** Start Exercise inputs **

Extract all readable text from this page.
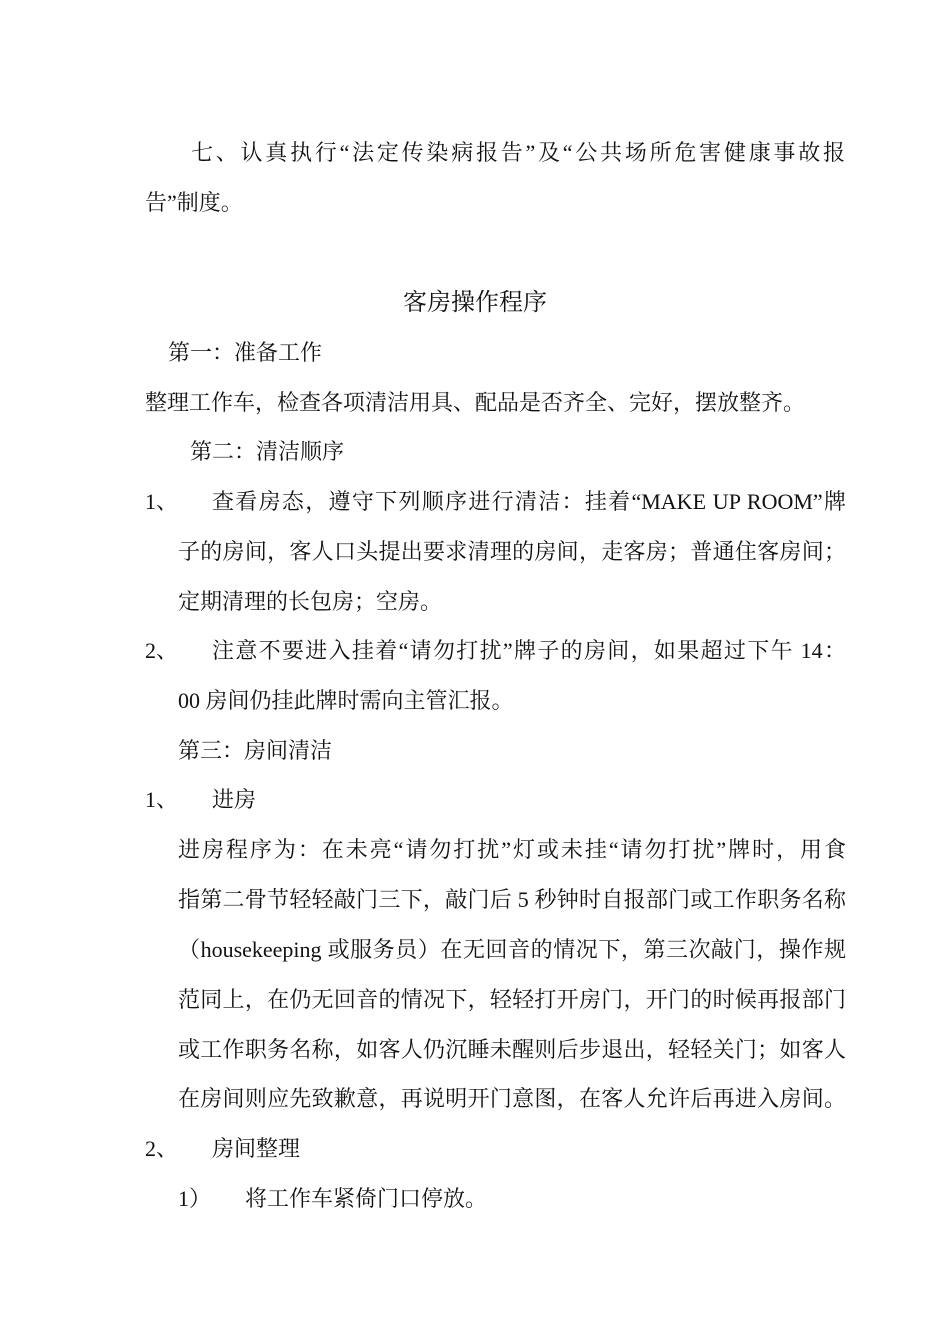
七、认真执行“法定传染病报告”及“公共场所危害健康事故报
告”制度。
客房操作程序
第一：准备工作
整理工作车，检查各项清洁用具、配品是否齐全、完好，摆放整齐。
第二：清洁顺序
1、 查看房态，遵守下列顺序进行清洁：挂着“MAKE UP ROOM”牌
子的房间，客人口头提出要求清理的房间，走客房；普通住客房间；
定期清理的长包房；空房。
2、 注意不要进入挂着“请勿打扰”牌子的房间，如果超过下午 14：
00 房间仍挂此牌时需向主管汇报。
第三：房间清洁
1、 进房
进房程序为：在未亮“请勿打扰”灯或未挂“请勿打扰”牌时，用食
指第二骨节轻轻敲门三下，敲门后 5 秒钟时自报部门或工作职务名称
（housekeeping 或服务员）在无回音的情况下，第三次敲门，操作规
范同上，在仍无回音的情况下，轻轻打开房门，开门的时候再报部门
或工作职务名称，如客人仍沉睡未醒则后步退出，轻轻关门；如客人
在房间则应先致歉意，再说明开门意图，在客人允许后再进入房间。
2、 房间整理
1） 将工作车紧倚门口停放。
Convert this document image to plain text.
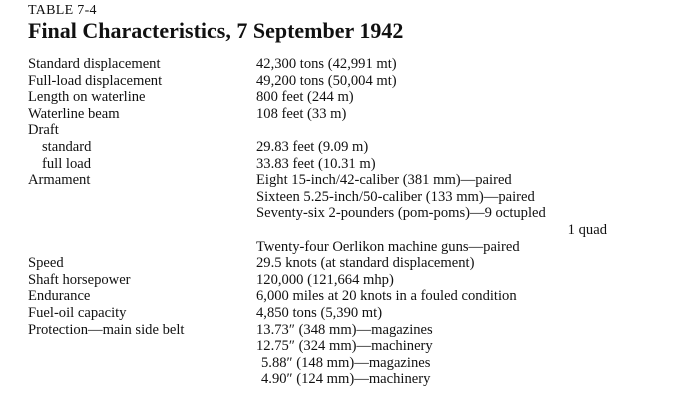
TABLE 7-4
Final Characteristics, 7 September 1942
Standard displacement	42,300 tons (42,991 mt)
Full-load displacement	49,200 tons (50,004 mt)
Length on waterline	800 feet (244 m)
Waterline beam	108 feet (33 m)
Draft
standard	29.83 feet (9.09 m)
full load	33.83 feet (10.31 m)
Armament	Eight 15-inch/42-caliber (381 mm)—paired
Sixteen 5.25-inch/50-caliber (133 mm)—paired
Seventy-six 2-pounders (pom-poms)—9 octupled
1 quad
Twenty-four Oerlikon machine guns—paired
Speed	29.5 knots (at standard displacement)
Shaft horsepower	120,000 (121,664 mhp)
Endurance	6,000 miles at 20 knots in a fouled condition
Fuel-oil capacity	4,850 tons (5,390 mt)
Protection—main side belt	13.73″ (348 mm)—magazines
12.75″ (324 mm)—machinery
5.88″ (148 mm)—magazines
4.90″ (124 mm)—machinery
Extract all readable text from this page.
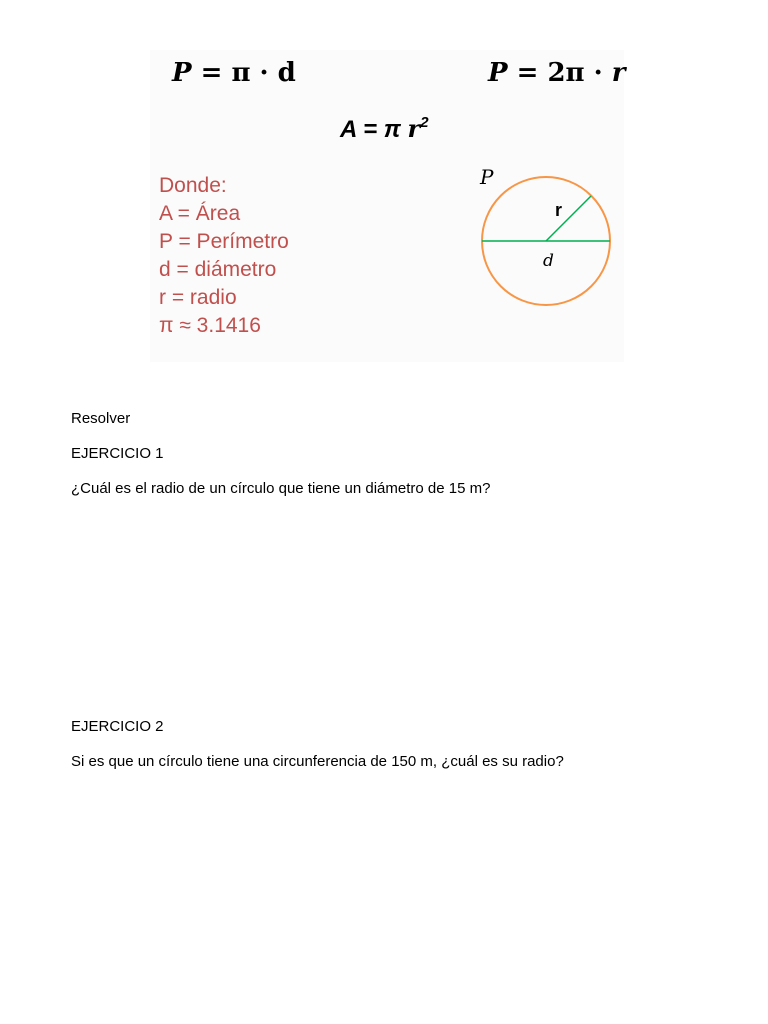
P = π · d	P = 2π · r
A = π $r^2$
Donde:
A = Área
P = Perímetro
d = diámetro
r = radio
π ≈ 3.1416
P
r
d
Resolver
EJERCICIO 1
¿Cuál es el radio de un círculo que tiene un diámetro de 15 m?
EJERCICIO 2
Si es que un círculo tiene una circunferencia de 150 m, ¿cuál es su radio?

** End Exercise inputs **

→ **What to produce**
Go through the entries above and output them exactly, without pictures.

→ **Result of this exercise**
Extract all readable text from this page.
七、认真执行“法定传染病报告”及“公共场所危害健康事故报
告”制度。
客房操作程序
第一：准备工作
整理工作车，检查各项清洁用具、配品是否齐全、完好，摆放整齐。
第二：清洁顺序
1、 查看房态，遵守下列顺序进行清洁：挂着“MAKE UP ROOM”牌
子的房间，客人口头提出要求清理的房间，走客房；普通住客房间；
定期清理的长包房；空房。
2、 注意不要进入挂着“请勿打扰”牌子的房间，如果超过下午 14：
00 房间仍挂此牌时需向主管汇报。
第三：房间清洁
1、 进房
进房程序为：在未亮“请勿打扰”灯或未挂“请勿打扰”牌时，用食
指第二骨节轻轻敲门三下，敲门后 5 秒钟时自报部门或工作职务名称
（housekeeping 或服务员）在无回音的情况下，第三次敲门，操作规
范同上，在仍无回音的情况下，轻轻打开房门，开门的时候再报部门
或工作职务名称，如客人仍沉睡未醒则后步退出，轻轻关门；如客人
在房间则应先致歉意，再说明开门意图，在客人允许后再进入房间。
2、 房间整理
1） 将工作车紧倚门口停放。
Convert this document image to plain text.
TABLE 7-4
Final Characteristics, 7 September 1942
Standard displacement	42,300 tons (42,991 mt)
Full-load displacement	49,200 tons (50,004 mt)
Length on waterline	800 feet (244 m)
Waterline beam	108 feet (33 m)
Draft
standard	29.83 feet (9.09 m)
full load	33.83 feet (10.31 m)
Armament	Eight 15-inch/42-caliber (381 mm)—paired
Sixteen 5.25-inch/50-caliber (133 mm)—paired
Seventy-six 2-pounders (pom-poms)—9 octupled
1 quad
Twenty-four Oerlikon machine guns—paired
Speed	29.5 knots (at standard displacement)
Shaft horsepower	120,000 (121,664 mhp)
Endurance	6,000 miles at 20 knots in a fouled condition
Fuel-oil capacity	4,850 tons (5,390 mt)
Protection—main side belt	13.73″ (348 mm)—magazines
12.75″ (324 mm)—machinery
5.88″ (148 mm)—magazines
4.90″ (124 mm)—machinery
Extract all readable text from this page.
P = π · d	P = 2π · r
A = π $r^2$
Donde:
A = Área
P = Perímetro
d = diámetro
r = radio
π ≈ 3.1416
P
r
d
Resolver
EJERCICIO 1
¿Cuál es el radio de un círculo que tiene un diámetro de 15 m?
EJERCICIO 2
Si es que un círculo tiene una circunferencia de 150 m, ¿cuál es su radio?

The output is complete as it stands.